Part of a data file
════════

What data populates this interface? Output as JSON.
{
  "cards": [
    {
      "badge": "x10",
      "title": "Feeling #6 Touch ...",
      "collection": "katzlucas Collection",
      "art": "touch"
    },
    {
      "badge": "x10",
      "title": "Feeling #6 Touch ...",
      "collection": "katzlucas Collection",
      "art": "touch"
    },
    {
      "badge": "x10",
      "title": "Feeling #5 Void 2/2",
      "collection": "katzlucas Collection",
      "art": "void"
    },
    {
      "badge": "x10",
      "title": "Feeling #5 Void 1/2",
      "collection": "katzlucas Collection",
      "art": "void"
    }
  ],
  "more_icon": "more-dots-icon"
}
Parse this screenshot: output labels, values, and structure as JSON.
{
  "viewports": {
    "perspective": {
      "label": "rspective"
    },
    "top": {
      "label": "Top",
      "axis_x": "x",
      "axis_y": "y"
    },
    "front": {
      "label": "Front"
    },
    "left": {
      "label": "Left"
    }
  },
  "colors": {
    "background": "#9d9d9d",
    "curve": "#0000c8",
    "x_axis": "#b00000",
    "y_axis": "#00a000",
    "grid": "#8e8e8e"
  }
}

════════

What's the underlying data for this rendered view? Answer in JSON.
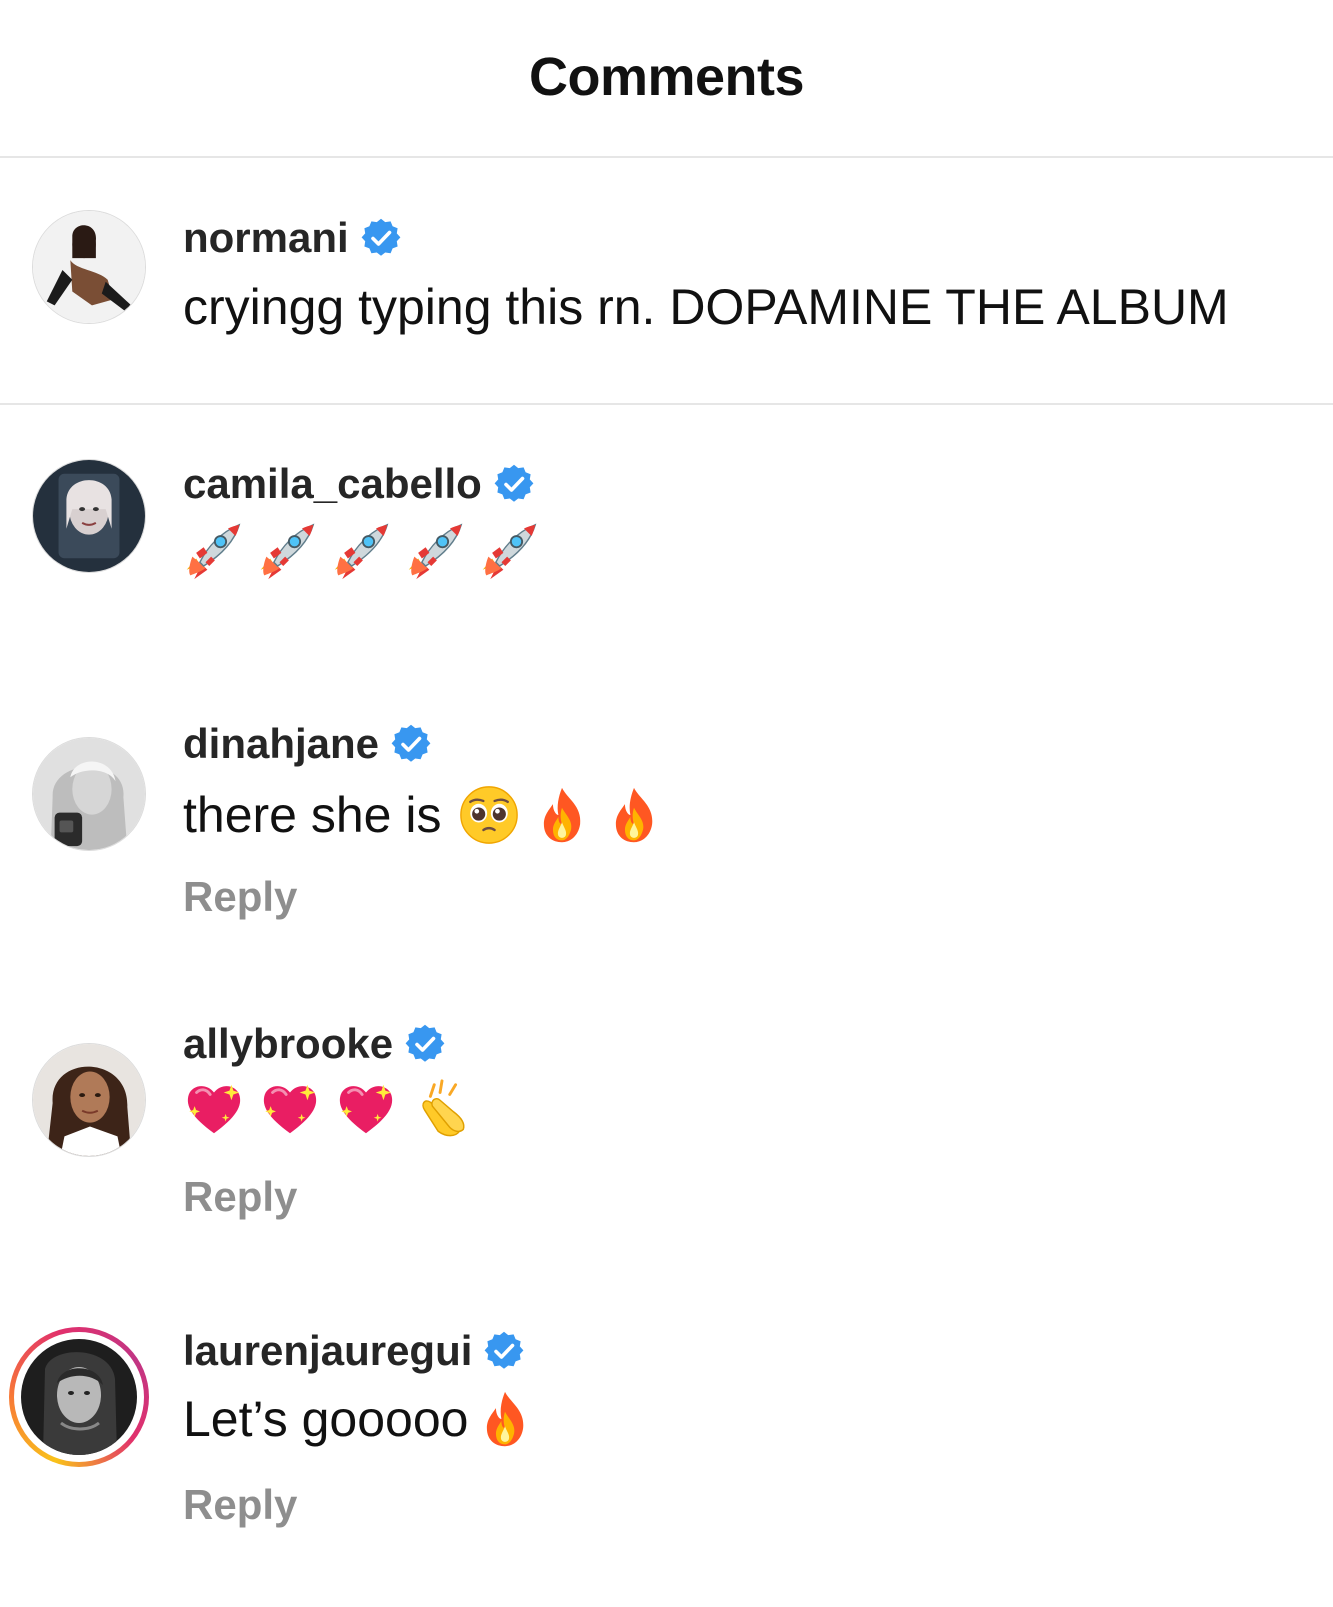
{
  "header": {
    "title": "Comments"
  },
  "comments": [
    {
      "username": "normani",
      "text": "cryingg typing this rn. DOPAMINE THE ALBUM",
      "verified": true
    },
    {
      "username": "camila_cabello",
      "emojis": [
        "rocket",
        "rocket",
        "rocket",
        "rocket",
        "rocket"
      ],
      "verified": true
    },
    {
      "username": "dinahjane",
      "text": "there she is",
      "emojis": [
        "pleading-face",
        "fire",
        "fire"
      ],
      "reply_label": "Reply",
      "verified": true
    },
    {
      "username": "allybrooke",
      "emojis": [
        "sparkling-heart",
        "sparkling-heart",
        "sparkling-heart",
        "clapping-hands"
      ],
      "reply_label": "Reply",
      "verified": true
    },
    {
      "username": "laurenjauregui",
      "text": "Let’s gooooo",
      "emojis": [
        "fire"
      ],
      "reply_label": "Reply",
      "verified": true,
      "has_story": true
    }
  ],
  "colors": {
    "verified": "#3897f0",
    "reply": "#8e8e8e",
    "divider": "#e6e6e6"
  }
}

════════

# [Instruction]
Reproduce each line from the records that contains the word "this".

# [Finished task]
What data populates this interface? Output as JSON.
Parse this screenshot: output labels, values, and structure as JSON.
What's the underlying data for this rendered view? Answer in JSON.
      "text": "cryingg typing this rn. DOPAMINE THE ALBUM",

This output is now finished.